PROBLEM TO WORK ON
Search the listing below for the string "correcta" and copy every line where it occurs.

RECORDS PROVIDED

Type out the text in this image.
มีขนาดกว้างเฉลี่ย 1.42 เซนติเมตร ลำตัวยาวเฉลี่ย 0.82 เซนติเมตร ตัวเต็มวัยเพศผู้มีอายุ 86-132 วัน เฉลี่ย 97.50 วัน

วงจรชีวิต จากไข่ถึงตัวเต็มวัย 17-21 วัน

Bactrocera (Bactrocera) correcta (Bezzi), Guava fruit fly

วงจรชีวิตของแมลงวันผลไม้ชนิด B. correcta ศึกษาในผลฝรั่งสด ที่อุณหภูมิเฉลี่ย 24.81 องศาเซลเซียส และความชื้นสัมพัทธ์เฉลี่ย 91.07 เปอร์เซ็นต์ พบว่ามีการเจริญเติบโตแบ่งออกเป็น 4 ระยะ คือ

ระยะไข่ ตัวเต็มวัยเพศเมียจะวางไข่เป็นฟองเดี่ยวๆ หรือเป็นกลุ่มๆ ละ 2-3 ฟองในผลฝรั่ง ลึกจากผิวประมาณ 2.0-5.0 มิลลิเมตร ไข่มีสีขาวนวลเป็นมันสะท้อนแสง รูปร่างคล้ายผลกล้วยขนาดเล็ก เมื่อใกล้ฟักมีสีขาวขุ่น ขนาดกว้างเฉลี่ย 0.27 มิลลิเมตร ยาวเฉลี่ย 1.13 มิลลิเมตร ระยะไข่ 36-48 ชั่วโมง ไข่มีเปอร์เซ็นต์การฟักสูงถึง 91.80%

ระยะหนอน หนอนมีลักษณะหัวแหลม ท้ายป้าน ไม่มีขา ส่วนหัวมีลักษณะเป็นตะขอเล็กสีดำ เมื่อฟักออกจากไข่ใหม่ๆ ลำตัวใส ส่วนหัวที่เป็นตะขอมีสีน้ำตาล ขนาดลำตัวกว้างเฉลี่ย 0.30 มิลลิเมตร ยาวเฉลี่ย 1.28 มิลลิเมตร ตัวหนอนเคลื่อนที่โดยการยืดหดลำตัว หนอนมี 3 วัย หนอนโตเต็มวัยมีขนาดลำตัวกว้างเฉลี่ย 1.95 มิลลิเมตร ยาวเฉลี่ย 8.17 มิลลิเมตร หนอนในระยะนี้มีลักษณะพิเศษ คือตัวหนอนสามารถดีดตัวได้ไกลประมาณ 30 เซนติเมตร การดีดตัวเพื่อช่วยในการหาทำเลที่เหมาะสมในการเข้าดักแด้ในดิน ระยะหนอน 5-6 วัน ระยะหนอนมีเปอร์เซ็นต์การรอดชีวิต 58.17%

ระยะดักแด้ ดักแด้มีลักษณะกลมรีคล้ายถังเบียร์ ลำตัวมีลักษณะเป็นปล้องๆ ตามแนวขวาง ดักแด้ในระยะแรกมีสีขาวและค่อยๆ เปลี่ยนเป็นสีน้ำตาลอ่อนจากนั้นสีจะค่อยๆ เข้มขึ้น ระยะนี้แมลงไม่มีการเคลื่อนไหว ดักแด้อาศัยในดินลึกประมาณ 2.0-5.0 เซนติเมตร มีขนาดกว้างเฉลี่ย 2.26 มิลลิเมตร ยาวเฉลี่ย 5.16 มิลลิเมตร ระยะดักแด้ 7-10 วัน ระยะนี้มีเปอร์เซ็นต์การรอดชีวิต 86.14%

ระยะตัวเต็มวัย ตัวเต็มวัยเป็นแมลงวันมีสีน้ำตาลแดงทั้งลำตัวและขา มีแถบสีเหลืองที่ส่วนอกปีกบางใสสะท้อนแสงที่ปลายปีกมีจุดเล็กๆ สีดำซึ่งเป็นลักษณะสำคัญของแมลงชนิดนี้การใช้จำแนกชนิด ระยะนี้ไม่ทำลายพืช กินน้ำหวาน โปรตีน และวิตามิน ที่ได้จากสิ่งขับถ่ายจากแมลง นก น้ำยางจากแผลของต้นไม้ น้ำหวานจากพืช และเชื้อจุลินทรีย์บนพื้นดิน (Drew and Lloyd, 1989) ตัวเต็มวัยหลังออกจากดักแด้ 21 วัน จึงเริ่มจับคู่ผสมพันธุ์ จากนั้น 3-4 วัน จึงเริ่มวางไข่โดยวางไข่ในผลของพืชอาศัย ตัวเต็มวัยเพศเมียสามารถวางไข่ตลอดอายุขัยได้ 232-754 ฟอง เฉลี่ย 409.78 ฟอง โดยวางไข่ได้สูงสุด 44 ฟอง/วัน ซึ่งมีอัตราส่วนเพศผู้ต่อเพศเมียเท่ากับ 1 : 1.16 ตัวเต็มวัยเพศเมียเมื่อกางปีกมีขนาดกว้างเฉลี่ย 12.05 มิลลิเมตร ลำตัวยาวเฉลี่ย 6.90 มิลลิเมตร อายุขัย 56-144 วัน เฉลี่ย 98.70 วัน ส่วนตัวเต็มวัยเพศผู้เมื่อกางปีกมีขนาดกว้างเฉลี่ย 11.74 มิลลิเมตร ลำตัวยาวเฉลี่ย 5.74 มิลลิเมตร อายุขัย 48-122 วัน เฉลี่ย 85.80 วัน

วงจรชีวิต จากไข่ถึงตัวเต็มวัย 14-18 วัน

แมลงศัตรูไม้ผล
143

EXPECTED ANSWER
Bactrocera (Bactrocera) correcta (Bezzi), Guava fruit fly
วงจรชีวิตของแมลงวันผลไม้ชนิด B. correcta ศึกษาในผลฝรั่งสด ที่อุณหภูมิเฉลี่ย 24.81 องศาเซลเซียส และความชื้นสัมพัทธ์เฉลี่ย 91.07 เปอร์เซ็นต์ พบว่ามีการเจริญเติบโตแบ่งออกเป็น 4 ระยะ คือ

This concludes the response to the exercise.